PROBLEM STATEMENT:
Each line of the material must be returned exactly.

##### DATASET EXTRACT #####

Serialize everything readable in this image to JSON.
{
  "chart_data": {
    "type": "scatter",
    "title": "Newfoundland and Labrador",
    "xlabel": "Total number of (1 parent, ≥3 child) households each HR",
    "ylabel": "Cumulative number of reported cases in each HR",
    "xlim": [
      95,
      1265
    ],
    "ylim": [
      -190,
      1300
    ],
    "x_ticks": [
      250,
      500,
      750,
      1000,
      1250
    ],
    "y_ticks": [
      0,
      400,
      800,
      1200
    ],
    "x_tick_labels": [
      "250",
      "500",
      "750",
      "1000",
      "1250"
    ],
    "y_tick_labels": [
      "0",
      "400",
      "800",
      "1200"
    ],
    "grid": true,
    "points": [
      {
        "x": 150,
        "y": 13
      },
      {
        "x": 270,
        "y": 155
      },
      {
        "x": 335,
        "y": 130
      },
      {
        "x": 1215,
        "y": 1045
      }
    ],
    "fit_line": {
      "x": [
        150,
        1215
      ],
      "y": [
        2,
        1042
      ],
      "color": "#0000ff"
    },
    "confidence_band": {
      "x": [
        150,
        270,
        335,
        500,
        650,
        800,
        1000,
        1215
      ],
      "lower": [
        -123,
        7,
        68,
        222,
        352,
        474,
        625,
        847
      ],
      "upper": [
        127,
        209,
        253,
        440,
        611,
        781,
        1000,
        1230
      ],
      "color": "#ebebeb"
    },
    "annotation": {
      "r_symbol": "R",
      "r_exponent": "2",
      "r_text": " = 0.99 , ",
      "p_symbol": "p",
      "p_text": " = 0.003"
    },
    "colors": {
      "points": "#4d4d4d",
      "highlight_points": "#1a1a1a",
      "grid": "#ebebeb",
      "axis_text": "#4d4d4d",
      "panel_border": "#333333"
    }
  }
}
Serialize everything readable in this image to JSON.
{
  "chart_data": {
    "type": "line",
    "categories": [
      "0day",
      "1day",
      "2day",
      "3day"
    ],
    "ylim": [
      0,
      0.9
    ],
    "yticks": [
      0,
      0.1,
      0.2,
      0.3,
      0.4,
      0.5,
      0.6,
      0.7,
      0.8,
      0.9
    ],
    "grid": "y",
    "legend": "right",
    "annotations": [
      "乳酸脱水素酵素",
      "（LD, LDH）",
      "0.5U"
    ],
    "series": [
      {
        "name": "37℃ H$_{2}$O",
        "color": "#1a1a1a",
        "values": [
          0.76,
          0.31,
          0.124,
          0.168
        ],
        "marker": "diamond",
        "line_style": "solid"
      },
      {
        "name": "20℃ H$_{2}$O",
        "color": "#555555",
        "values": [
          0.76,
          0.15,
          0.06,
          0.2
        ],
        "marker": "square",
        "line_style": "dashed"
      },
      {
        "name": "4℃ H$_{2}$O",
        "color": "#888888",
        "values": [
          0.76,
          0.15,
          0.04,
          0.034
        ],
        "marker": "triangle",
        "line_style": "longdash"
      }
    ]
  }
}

#####

THE SOLUTION:
Serialize everything readable in this image to JSON.
{
  "chart_data": {
    "type": "scatter",
    "title": "Newfoundland and Labrador",
    "xlabel": "Total number of (1 parent, ≥3 child) households each HR",
    "ylabel": "Cumulative number of reported cases in each HR",
    "xlim": [
      95,
      1265
    ],
    "ylim": [
      -190,
      1300
    ],
    "x_ticks": [
      250,
      500,
      750,
      1000,
      1250
    ],
    "y_ticks": [
      0,
      400,
      800,
      1200
    ],
    "x_tick_labels": [
      "250",
      "500",
      "750",
      "1000",
      "1250"
    ],
    "y_tick_labels": [
      "0",
      "400",
      "800",
      "1200"
    ],
    "grid": true,
    "points": [
      {
        "x": 150,
        "y": 13
      },
      {
        "x": 270,
        "y": 155
      },
      {
        "x": 335,
        "y": 130
      },
      {
        "x": 1215,
        "y": 1045
      }
    ],
    "fit_line": {
      "x": [
        150,
        1215
      ],
      "y": [
        2,
        1042
      ],
      "color": "#0000ff"
    },
    "confidence_band": {
      "x": [
        150,
        270,
        335,
        500,
        650,
        800,
        1000,
        1215
      ],
      "lower": [
        -123,
        7,
        68,
        222,
        352,
        474,
        625,
        847
      ],
      "upper": [
        127,
        209,
        253,
        440,
        611,
        781,
        1000,
        1230
      ],
      "color": "#ebebeb"
    },
    "annotation": {
      "r_symbol": "R",
      "r_exponent": "2",
      "r_text": " = 0.99 , ",
      "p_symbol": "p",
      "p_text": " = 0.003"
    },
    "colors": {
      "points": "#4d4d4d",
      "highlight_points": "#1a1a1a",
      "grid": "#ebebeb",
      "axis_text": "#4d4d4d",
      "panel_border": "#333333"
    }
  }
}
Serialize everything readable in this image to JSON.
{
  "chart_data": {
    "type": "line",
    "categories": [
      "0day",
      "1day",
      "2day",
      "3day"
    ],
    "ylim": [
      0,
      0.9
    ],
    "yticks": [
      0,
      0.1,
      0.2,
      0.3,
      0.4,
      0.5,
      0.6,
      0.7,
      0.8,
      0.9
    ],
    "grid": "y",
    "legend": "right",
    "annotations": [
      "乳酸脱水素酵素",
      "（LD, LDH）",
      "0.5U"
    ],
    "series": [
      {
        "name": "37℃ H$_{2}$O",
        "color": "#1a1a1a",
        "values": [
          0.76,
          0.31,
          0.124,
          0.168
        ],
        "marker": "diamond",
        "line_style": "solid"
      },
      {
        "name": "20℃ H$_{2}$O",
        "color": "#555555",
        "values": [
          0.76,
          0.15,
          0.06,
          0.2
        ],
        "marker": "square",
        "line_style": "dashed"
      },
      {
        "name": "4℃ H$_{2}$O",
        "color": "#888888",
        "values": [
          0.76,
          0.15,
          0.04,
          0.034
        ],
        "marker": "triangle",
        "line_style": "longdash"
      }
    ]
  }
}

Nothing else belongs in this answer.